[Collection entries]
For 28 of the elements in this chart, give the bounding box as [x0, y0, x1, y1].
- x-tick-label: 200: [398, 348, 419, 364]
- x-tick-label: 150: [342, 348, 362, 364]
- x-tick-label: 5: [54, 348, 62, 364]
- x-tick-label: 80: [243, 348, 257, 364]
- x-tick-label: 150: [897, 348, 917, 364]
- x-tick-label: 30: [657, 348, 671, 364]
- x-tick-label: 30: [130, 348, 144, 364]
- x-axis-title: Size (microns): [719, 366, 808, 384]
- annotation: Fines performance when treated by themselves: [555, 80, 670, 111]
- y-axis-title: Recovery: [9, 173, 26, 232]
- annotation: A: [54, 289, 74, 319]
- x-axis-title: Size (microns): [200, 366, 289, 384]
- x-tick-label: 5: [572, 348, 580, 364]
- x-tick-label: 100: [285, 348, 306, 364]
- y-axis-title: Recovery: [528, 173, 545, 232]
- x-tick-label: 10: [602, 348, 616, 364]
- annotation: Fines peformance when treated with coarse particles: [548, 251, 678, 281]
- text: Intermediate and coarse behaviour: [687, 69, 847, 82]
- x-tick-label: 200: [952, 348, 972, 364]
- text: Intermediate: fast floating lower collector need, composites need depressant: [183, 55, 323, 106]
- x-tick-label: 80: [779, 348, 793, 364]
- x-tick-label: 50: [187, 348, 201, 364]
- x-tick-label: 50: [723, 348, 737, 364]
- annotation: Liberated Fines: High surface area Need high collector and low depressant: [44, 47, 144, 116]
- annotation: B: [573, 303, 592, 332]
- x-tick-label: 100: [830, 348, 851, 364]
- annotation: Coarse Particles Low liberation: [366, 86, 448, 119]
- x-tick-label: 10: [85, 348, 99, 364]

==

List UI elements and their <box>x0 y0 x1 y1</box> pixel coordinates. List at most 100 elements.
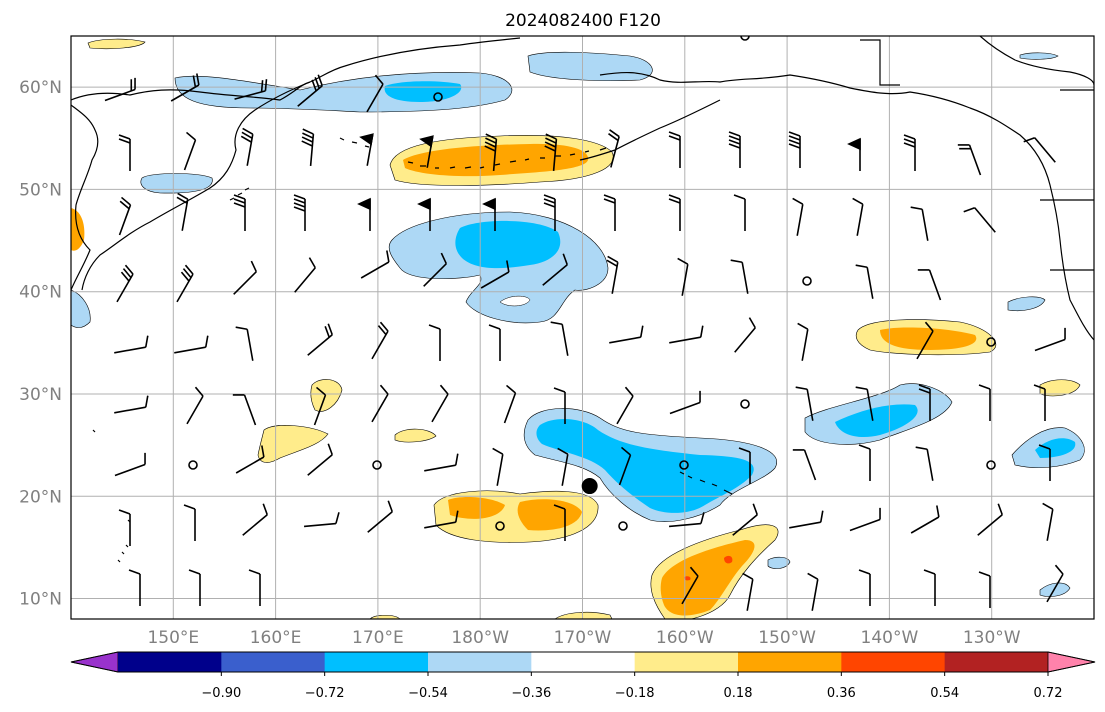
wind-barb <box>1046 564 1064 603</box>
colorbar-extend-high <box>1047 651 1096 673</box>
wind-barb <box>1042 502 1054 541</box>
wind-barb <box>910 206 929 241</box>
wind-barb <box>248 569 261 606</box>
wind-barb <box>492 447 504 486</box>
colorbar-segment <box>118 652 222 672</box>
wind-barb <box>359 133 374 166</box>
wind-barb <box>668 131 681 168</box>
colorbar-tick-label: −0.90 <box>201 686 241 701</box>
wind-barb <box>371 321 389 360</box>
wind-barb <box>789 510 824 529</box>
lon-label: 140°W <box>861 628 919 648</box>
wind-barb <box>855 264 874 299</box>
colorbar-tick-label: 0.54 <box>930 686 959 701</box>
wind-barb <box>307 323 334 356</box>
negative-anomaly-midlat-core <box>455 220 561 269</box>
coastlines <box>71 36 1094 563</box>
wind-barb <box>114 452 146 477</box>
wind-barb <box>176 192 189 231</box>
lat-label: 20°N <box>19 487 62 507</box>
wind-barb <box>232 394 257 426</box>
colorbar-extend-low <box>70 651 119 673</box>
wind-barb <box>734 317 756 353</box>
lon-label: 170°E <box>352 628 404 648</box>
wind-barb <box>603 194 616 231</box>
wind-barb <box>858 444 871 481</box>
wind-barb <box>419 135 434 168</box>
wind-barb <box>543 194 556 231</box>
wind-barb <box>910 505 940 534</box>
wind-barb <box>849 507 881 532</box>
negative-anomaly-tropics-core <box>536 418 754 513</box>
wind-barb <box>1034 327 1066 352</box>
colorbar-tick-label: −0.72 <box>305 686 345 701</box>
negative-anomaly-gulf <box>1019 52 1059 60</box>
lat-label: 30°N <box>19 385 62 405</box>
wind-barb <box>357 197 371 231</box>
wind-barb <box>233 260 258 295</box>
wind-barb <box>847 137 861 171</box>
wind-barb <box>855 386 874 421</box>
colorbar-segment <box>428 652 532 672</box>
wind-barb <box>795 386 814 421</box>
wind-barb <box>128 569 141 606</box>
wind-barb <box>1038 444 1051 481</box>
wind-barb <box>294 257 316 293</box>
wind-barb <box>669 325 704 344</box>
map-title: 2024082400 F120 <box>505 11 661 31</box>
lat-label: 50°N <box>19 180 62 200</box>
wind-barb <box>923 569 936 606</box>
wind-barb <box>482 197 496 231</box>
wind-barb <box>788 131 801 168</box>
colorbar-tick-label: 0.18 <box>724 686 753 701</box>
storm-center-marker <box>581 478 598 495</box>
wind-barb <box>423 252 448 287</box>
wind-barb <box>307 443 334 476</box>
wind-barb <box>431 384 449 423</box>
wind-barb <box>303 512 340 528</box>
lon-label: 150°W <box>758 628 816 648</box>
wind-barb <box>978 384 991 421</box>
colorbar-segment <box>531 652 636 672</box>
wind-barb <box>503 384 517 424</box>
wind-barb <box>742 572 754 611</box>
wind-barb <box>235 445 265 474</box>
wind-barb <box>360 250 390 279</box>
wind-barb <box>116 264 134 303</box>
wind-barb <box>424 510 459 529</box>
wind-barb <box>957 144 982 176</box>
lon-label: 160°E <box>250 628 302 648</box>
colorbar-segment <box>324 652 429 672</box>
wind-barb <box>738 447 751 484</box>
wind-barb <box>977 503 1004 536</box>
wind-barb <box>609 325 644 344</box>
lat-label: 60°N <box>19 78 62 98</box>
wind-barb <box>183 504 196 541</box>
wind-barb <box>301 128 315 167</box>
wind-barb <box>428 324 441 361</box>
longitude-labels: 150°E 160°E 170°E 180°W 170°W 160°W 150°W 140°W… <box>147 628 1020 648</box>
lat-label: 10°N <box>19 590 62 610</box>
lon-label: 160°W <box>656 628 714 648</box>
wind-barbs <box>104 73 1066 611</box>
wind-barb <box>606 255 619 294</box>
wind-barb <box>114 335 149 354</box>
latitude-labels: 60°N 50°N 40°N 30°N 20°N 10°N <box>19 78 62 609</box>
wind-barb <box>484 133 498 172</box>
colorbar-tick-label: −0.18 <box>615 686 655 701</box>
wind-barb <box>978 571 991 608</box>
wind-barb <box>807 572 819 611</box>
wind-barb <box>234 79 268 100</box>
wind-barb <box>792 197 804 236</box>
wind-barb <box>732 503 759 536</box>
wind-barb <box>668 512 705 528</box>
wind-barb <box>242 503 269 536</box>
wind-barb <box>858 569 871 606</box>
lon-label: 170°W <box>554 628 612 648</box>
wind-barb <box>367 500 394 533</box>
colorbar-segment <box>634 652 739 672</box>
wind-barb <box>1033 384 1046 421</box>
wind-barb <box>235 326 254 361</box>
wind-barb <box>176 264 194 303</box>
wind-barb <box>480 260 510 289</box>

- _Directive_
Copy the lines of the entries above exactly, beginning with the line that contains "wind-barb <box>1046 564 1064 603</box>" and ending with the line that contains "colorbar-tick-label: −0.90 <box>201", both included.

- _The answer_
wind-barb <box>1046 564 1064 603</box>
colorbar-extend-high <box>1047 651 1096 673</box>
wind-barb <box>1042 502 1054 541</box>
wind-barb <box>910 206 929 241</box>
wind-barb <box>248 569 261 606</box>
wind-barb <box>492 447 504 486</box>
colorbar-segment <box>118 652 222 672</box>
wind-barb <box>359 133 374 166</box>
wind-barb <box>668 131 681 168</box>
colorbar-tick-label: −0.90 <box>201 686 241 701</box>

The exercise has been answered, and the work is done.